**Job:**
Quote the rows below word for word, starting with the first row and ending with the row that contains "x-tick-label: Scenario 23", with both of those rows included.

**Information given:**
+-------+

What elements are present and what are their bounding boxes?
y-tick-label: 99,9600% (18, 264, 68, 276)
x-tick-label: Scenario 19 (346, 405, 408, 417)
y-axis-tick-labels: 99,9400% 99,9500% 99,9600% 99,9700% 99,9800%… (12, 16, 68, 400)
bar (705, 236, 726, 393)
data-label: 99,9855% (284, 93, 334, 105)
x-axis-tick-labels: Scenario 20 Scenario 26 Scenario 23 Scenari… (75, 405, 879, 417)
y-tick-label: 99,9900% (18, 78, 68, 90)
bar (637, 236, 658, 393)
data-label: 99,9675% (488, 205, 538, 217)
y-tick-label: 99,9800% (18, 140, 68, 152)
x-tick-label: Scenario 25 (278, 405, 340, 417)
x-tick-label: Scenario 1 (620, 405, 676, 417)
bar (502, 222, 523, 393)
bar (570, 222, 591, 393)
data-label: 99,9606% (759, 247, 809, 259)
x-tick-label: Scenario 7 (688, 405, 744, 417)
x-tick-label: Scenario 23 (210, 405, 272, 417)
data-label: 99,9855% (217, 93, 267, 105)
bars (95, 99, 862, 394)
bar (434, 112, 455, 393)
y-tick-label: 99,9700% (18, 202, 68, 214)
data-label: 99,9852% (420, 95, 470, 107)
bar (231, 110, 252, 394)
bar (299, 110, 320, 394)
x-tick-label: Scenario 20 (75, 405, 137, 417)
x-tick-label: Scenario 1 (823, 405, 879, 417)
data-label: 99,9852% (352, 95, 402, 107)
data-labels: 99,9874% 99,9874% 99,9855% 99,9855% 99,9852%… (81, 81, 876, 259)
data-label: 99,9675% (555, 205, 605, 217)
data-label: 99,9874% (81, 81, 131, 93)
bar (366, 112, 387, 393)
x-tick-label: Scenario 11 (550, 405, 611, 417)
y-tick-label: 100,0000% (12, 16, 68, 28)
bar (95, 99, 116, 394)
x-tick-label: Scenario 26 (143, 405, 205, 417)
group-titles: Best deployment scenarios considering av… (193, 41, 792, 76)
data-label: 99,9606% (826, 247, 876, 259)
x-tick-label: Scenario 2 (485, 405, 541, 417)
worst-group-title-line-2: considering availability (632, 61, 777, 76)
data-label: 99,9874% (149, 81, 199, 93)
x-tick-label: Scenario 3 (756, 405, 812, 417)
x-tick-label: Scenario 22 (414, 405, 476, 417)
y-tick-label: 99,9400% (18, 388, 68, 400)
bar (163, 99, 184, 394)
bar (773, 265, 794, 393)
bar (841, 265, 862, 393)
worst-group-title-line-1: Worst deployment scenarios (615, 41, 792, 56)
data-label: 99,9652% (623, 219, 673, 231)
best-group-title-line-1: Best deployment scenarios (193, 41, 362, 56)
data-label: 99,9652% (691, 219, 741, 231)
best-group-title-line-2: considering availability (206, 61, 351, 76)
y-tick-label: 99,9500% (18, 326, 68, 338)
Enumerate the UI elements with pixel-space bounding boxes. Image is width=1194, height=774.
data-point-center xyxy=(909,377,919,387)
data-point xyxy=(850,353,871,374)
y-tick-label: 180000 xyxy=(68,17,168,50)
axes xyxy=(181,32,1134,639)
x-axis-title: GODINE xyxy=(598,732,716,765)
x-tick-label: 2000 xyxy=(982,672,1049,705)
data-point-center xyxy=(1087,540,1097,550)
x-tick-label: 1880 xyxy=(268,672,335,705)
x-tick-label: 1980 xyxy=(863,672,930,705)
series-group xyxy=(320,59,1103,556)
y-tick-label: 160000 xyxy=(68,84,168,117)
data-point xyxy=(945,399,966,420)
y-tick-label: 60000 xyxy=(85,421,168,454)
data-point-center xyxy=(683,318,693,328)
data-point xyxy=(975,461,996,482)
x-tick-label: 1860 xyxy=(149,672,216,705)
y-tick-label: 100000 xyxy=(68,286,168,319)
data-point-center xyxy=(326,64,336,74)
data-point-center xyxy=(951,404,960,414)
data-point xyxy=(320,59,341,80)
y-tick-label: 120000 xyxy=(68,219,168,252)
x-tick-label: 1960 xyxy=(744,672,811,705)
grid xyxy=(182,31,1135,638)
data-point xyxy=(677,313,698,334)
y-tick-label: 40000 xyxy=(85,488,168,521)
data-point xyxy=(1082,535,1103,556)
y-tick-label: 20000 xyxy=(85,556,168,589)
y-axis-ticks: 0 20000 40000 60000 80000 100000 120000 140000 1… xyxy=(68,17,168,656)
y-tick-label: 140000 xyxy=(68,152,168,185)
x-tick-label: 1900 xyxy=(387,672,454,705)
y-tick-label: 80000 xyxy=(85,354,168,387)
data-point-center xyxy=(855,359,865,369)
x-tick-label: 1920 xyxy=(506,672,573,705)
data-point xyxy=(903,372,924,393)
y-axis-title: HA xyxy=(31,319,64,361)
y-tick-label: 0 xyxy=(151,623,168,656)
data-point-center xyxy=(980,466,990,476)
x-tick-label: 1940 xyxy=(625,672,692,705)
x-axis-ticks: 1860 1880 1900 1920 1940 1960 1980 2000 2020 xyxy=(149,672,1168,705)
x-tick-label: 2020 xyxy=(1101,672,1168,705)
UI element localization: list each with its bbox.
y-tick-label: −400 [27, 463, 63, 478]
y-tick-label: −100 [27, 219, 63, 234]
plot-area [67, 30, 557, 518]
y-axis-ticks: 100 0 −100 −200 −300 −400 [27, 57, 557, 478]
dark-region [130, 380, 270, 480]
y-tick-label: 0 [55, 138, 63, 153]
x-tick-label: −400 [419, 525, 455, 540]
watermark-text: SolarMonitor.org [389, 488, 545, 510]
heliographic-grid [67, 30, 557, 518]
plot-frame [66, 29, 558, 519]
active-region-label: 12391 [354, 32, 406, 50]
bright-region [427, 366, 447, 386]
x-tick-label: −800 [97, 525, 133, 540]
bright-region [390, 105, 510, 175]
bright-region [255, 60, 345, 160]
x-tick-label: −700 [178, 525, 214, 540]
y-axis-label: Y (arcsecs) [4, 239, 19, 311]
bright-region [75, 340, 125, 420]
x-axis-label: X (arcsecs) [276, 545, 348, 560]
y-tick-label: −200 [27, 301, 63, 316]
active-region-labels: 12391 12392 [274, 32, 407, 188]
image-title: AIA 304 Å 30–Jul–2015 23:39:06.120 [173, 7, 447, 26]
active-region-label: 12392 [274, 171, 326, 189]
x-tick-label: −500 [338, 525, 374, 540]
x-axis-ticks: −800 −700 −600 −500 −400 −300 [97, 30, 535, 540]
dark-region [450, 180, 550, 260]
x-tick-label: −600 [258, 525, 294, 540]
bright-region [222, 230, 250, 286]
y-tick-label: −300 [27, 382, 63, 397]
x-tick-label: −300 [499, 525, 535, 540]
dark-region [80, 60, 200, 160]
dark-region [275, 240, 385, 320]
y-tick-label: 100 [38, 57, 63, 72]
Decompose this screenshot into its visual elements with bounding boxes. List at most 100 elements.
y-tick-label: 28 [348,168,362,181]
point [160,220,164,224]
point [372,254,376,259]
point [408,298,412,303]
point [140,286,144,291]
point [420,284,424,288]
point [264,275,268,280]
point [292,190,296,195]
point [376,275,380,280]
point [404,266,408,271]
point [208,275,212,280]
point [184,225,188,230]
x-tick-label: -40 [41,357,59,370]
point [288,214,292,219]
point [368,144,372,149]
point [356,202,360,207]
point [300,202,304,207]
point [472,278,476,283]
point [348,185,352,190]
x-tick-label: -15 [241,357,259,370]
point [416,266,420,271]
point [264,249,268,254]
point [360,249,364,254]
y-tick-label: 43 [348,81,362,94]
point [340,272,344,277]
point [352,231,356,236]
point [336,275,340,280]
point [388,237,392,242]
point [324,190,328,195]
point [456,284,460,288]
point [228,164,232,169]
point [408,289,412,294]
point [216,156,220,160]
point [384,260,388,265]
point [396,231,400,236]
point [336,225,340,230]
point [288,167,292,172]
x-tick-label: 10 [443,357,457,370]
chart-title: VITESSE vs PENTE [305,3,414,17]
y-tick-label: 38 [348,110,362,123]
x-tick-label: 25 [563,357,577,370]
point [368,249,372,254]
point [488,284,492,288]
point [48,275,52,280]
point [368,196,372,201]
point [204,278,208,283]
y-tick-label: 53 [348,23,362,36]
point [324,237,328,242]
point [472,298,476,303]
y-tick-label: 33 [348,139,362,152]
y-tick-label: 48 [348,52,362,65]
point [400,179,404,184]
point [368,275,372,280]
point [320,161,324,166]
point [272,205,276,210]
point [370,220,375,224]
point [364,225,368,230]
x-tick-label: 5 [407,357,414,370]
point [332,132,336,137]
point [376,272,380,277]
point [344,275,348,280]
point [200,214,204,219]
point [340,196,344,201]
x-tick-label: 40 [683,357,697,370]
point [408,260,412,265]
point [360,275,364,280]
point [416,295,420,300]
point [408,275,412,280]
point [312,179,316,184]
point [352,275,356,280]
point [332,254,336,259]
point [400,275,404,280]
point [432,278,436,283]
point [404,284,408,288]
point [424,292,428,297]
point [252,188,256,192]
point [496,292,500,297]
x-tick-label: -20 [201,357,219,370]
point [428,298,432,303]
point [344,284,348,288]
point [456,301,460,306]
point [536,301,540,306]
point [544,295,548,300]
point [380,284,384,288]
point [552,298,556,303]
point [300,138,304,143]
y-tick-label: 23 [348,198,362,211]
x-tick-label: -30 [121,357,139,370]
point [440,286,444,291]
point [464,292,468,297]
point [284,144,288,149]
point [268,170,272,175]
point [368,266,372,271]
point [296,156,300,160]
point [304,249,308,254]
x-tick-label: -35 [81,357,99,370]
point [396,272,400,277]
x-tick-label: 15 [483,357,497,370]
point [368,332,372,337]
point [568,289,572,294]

+-------+

**Task output:**
What elements are present and what are their bounding boxes?
y-tick-label: 99,9600% (18, 264, 68, 276)
x-tick-label: Scenario 19 (346, 405, 408, 417)
y-axis-tick-labels: 99,9400% 99,9500% 99,9600% 99,9700% 99,9800%… (12, 16, 68, 400)
bar (705, 236, 726, 393)
data-label: 99,9855% (284, 93, 334, 105)
x-axis-tick-labels: Scenario 20 Scenario 26 Scenario 23 Scenari… (75, 405, 879, 417)
y-tick-label: 99,9900% (18, 78, 68, 90)
bar (637, 236, 658, 393)
data-label: 99,9675% (488, 205, 538, 217)
y-tick-label: 99,9800% (18, 140, 68, 152)
x-tick-label: Scenario 25 (278, 405, 340, 417)
x-tick-label: Scenario 1 (620, 405, 676, 417)
bar (502, 222, 523, 393)
bar (570, 222, 591, 393)
data-label: 99,9606% (759, 247, 809, 259)
x-tick-label: Scenario 7 (688, 405, 744, 417)
x-tick-label: Scenario 23 (210, 405, 272, 417)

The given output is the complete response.